• [WORK INSTRUCTIONS]
Please render every row below as a JSON list of strings, one string per line, leaving out any blank lines.
— Begin DATASET ENTRIES —
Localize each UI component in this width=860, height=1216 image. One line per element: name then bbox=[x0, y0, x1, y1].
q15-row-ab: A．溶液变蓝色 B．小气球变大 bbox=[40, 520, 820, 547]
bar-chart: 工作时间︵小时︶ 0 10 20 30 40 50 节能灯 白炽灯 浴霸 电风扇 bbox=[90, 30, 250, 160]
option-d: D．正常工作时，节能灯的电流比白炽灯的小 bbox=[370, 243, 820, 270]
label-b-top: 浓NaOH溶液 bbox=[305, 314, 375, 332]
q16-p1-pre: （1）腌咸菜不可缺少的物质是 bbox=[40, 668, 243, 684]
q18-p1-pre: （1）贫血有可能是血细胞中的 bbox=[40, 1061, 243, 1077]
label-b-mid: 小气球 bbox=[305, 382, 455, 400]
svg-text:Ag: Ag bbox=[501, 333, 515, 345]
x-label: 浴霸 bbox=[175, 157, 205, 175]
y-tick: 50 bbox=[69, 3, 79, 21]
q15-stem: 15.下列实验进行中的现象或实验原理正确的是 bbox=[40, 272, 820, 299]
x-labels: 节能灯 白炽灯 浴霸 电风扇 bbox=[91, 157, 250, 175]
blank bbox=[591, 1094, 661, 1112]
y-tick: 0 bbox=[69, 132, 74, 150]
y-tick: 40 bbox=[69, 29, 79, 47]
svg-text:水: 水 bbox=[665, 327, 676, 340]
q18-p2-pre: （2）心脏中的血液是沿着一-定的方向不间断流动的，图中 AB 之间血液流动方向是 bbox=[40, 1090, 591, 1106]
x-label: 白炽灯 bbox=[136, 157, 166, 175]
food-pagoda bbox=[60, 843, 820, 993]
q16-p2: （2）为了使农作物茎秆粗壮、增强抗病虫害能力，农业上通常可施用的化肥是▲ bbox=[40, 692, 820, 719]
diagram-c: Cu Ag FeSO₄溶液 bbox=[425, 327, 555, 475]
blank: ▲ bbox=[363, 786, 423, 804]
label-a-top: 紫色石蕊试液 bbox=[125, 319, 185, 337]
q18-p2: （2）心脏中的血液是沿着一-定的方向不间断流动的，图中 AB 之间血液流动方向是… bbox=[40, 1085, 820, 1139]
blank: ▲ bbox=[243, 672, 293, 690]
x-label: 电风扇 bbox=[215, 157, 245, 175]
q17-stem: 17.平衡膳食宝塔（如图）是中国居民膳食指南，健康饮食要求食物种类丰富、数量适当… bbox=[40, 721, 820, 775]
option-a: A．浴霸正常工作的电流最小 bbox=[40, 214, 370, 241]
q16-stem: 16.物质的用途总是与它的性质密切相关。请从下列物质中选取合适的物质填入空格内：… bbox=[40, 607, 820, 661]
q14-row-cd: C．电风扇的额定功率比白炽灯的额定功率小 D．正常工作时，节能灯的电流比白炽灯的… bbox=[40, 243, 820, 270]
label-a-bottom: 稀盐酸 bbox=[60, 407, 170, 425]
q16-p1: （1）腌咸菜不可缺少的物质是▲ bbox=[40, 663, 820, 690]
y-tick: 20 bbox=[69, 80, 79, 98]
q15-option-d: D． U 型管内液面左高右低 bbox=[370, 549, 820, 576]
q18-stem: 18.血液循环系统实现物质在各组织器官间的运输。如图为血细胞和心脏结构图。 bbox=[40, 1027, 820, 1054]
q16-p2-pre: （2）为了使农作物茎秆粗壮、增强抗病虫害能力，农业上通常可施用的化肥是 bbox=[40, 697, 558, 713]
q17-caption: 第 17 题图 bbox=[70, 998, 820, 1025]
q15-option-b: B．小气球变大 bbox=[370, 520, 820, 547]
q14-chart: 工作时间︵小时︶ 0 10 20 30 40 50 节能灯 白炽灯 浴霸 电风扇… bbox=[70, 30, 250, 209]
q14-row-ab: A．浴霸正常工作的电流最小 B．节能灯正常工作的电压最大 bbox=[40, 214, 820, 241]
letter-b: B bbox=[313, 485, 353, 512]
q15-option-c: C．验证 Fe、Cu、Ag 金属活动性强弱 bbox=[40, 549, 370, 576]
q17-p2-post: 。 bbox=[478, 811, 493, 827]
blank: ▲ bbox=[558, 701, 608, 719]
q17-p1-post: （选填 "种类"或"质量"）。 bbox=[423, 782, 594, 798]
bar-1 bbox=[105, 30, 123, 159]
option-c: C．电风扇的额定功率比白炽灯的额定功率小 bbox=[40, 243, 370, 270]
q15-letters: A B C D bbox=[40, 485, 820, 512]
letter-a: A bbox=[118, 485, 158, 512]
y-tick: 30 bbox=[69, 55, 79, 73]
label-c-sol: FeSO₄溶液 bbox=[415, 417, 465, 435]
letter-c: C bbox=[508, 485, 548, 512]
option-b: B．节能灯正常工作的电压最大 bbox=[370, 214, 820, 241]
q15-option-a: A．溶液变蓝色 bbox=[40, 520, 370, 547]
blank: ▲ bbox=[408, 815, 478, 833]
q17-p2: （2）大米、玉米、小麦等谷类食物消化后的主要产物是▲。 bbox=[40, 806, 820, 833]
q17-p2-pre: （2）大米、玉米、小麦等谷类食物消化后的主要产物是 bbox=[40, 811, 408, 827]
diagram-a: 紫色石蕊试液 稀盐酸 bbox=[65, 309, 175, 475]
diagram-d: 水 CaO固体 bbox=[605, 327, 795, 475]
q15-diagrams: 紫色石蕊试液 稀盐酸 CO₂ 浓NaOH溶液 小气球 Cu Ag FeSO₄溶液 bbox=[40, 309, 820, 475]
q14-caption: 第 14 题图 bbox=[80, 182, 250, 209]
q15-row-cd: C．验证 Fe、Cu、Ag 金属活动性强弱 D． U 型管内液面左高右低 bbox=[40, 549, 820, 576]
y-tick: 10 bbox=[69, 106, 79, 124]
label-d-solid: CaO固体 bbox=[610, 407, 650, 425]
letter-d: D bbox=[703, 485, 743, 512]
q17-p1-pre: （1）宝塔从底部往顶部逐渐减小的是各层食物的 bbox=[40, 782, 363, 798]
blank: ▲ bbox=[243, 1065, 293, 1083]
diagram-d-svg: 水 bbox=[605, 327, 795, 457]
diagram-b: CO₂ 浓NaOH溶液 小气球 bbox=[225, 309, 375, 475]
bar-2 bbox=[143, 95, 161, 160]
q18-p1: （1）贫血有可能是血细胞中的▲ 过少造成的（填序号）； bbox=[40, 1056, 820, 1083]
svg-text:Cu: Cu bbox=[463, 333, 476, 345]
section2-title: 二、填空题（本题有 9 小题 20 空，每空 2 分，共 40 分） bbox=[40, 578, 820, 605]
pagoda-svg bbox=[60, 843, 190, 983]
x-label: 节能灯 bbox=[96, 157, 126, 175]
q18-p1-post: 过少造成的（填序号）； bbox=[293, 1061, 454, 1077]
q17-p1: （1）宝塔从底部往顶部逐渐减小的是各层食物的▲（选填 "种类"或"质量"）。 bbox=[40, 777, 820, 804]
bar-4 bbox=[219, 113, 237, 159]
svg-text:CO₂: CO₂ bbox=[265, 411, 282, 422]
— End DATASET ENTRIES —
• [TASK RESULT]
[
  "Localize each UI component in this width=860, height=1216 image. One line per element: name then bbox=[x0, y0, x1, y1].",
  "q15-row-ab: A．溶液变蓝色 B．小气球变大 bbox=[40, 520, 820, 547]",
  "bar-chart: 工作时间︵小时︶ 0 10 20 30 40 50 节能灯 白炽灯 浴霸 电风扇 bbox=[90, 30, 250, 160]",
  "option-d: D．正常工作时，节能灯的电流比白炽灯的小 bbox=[370, 243, 820, 270]",
  "label-b-top: 浓NaOH溶液 bbox=[305, 314, 375, 332]",
  "q16-p1-pre: （1）腌咸菜不可缺少的物质是 bbox=[40, 668, 243, 684]",
  "q18-p1-pre: （1）贫血有可能是血细胞中的 bbox=[40, 1061, 243, 1077]",
  "label-b-mid: 小气球 bbox=[305, 382, 455, 400]",
  "svg-text:Ag: Ag bbox=[501, 333, 515, 345]",
  "x-label: 浴霸 bbox=[175, 157, 205, 175]",
  "y-tick: 50 bbox=[69, 3, 79, 21]",
  "q15-stem: 15.下列实验进行中的现象或实验原理正确的是 bbox=[40, 272, 820, 299]",
  "x-labels: 节能灯 白炽灯 浴霸 电风扇 bbox=[91, 157, 250, 175]",
  "blank bbox=[591, 1094, 661, 1112]",
  "y-tick: 0 bbox=[69, 132, 74, 150]",
  "y-tick: 40 bbox=[69, 29, 79, 47]",
  "svg-text:水: 水 bbox=[665, 327, 676, 340]",
  "q18-p2-pre: （2）心脏中的血液是沿着一-定的方向不间断流动的，图中 AB 之间血液流动方向是 bbox=[40, 1090, 591, 1106]",
  "x-label: 白炽灯 bbox=[136, 157, 166, 175]",
  "food-pagoda bbox=[60, 843, 820, 993]",
  "q16-p2: （2）为了使农作物茎秆粗壮、增强抗病虫害能力，农业上通常可施用的化肥是▲ bbox=[40, 692, 820, 719]",
  "diagram-c: Cu Ag FeSO₄溶液 bbox=[425, 327, 555, 475]",
  "blank: ▲ bbox=[363, 786, 423, 804]",
  "label-a-top: 紫色石蕊试液 bbox=[125, 319, 185, 337]",
  "q18-p2: （2）心脏中的血液是沿着一-定的方向不间断流动的，图中 AB 之间血液流动方向是… bbox=[40, 1085, 820, 1139]",
  "blank: ▲ bbox=[243, 672, 293, 690]",
  "x-label: 电风扇 bbox=[215, 157, 245, 175]",
  "q17-stem: 17.平衡膳食宝塔（如图）是中国居民膳食指南，健康饮食要求食物种类丰富、数量适当… bbox=[40, 721, 820, 775]",
  "option-a: A．浴霸正常工作的电流最小 bbox=[40, 214, 370, 241]",
  "q16-stem: 16.物质的用途总是与它的性质密切相关。请从下列物质中选取合适的物质填入空格内：… bbox=[40, 607, 820, 661]",
  "q14-row-cd: C．电风扇的额定功率比白炽灯的额定功率小 D．正常工作时，节能灯的电流比白炽灯的… bbox=[40, 243, 820, 270]",
  "label-a-bottom: 稀盐酸 bbox=[60, 407, 170, 425]",
  "q16-p1: （1）腌咸菜不可缺少的物质是▲ bbox=[40, 663, 820, 690]",
  "y-tick: 20 bbox=[69, 80, 79, 98]",
  "q15-option-d: D． U 型管内液面左高右低 bbox=[370, 549, 820, 576]",
  "q18-stem: 18.血液循环系统实现物质在各组织器官间的运输。如图为血细胞和心脏结构图。 bbox=[40, 1027, 820, 1054]",
  "q16-p2-pre: （2）为了使农作物茎秆粗壮、增强抗病虫害能力，农业上通常可施用的化肥是 bbox=[40, 697, 558, 713]",
  "q17-caption: 第 17 题图 bbox=[70, 998, 820, 1025]",
  "q15-option-b: B．小气球变大 bbox=[370, 520, 820, 547]",
  "q14-chart: 工作时间︵小时︶ 0 10 20 30 40 50 节能灯 白炽灯 浴霸 电风扇… bbox=[70, 30, 250, 209]",
  "q14-row-ab: A．浴霸正常工作的电流最小 B．节能灯正常工作的电压最大 bbox=[40, 214, 820, 241]",
  "letter-b: B bbox=[313, 485, 353, 512]",
  "q15-option-c: C．验证 Fe、Cu、Ag 金属活动性强弱 bbox=[40, 549, 370, 576]",
  "q17-p2-post: 。 bbox=[478, 811, 493, 827]",
  "blank: ▲ bbox=[558, 701, 608, 719]",
  "q17-p1-post: （选填 \"种类\"或\"质量\"）。 bbox=[423, 782, 594, 798]",
  "bar-1 bbox=[105, 30, 123, 159]",
  "option-c: C．电风扇的额定功率比白炽灯的额定功率小 bbox=[40, 243, 370, 270]",
  "q15-letters: A B C D bbox=[40, 485, 820, 512]",
  "letter-a: A bbox=[118, 485, 158, 512]",
  "y-tick: 30 bbox=[69, 55, 79, 73]",
  "label-c-sol: FeSO₄溶液 bbox=[415, 417, 465, 435]",
  "letter-c: C bbox=[508, 485, 548, 512]",
  "option-b: B．节能灯正常工作的电压最大 bbox=[370, 214, 820, 241]",
  "q15-option-a: A．溶液变蓝色 bbox=[40, 520, 370, 547]",
  "blank: ▲ bbox=[408, 815, 478, 833]",
  "q17-p2: （2）大米、玉米、小麦等谷类食物消化后的主要产物是▲。 bbox=[40, 806, 820, 833]",
  "q17-p2-pre: （2）大米、玉米、小麦等谷类食物消化后的主要产物是 bbox=[40, 811, 408, 827]",
  "diagram-a: 紫色石蕊试液 稀盐酸 bbox=[65, 309, 175, 475]",
  "diagram-d: 水 CaO固体 bbox=[605, 327, 795, 475]",
  "q15-diagrams: 紫色石蕊试液 稀盐酸 CO₂ 浓NaOH溶液 小气球 Cu Ag FeSO₄溶液 bbox=[40, 309, 820, 475]",
  "q14-caption: 第 14 题图 bbox=[80, 182, 250, 209]",
  "q15-row-cd: C．验证 Fe、Cu、Ag 金属活动性强弱 D． U 型管内液面左高右低 bbox=[40, 549, 820, 576]",
  "y-tick: 10 bbox=[69, 106, 79, 124]",
  "label-d-solid: CaO固体 bbox=[610, 407, 650, 425]",
  "letter-d: D bbox=[703, 485, 743, 512]",
  "q17-p1-pre: （1）宝塔从底部往顶部逐渐减小的是各层食物的 bbox=[40, 782, 363, 798]",
  "blank: ▲ bbox=[243, 1065, 293, 1083]",
  "diagram-d-svg: 水 bbox=[605, 327, 795, 457]",
  "diagram-b: CO₂ 浓NaOH溶液 小气球 bbox=[225, 309, 375, 475]",
  "bar-2 bbox=[143, 95, 161, 160]",
  "q18-p1: （1）贫血有可能是血细胞中的▲ 过少造成的（填序号）； bbox=[40, 1056, 820, 1083]",
  "svg-text:Cu: Cu bbox=[463, 333, 476, 345]",
  "section2-title: 二、填空题（本题有 9 小题 20 空，每空 2 分，共 40 分） bbox=[40, 578, 820, 605]",
  "pagoda-svg bbox=[60, 843, 190, 983]",
  "x-label: 节能灯 bbox=[96, 157, 126, 175]",
  "q18-p1-post: 过少造成的（填序号）； bbox=[293, 1061, 454, 1077]",
  "q17-p1: （1）宝塔从底部往顶部逐渐减小的是各层食物的▲（选填 \"种类\"或\"质量\"）。 bbox=[40, 777, 820, 804]",
  "bar-4 bbox=[219, 113, 237, 159]",
  "svg-text:CO₂: CO₂ bbox=[265, 411, 282, 422]"
]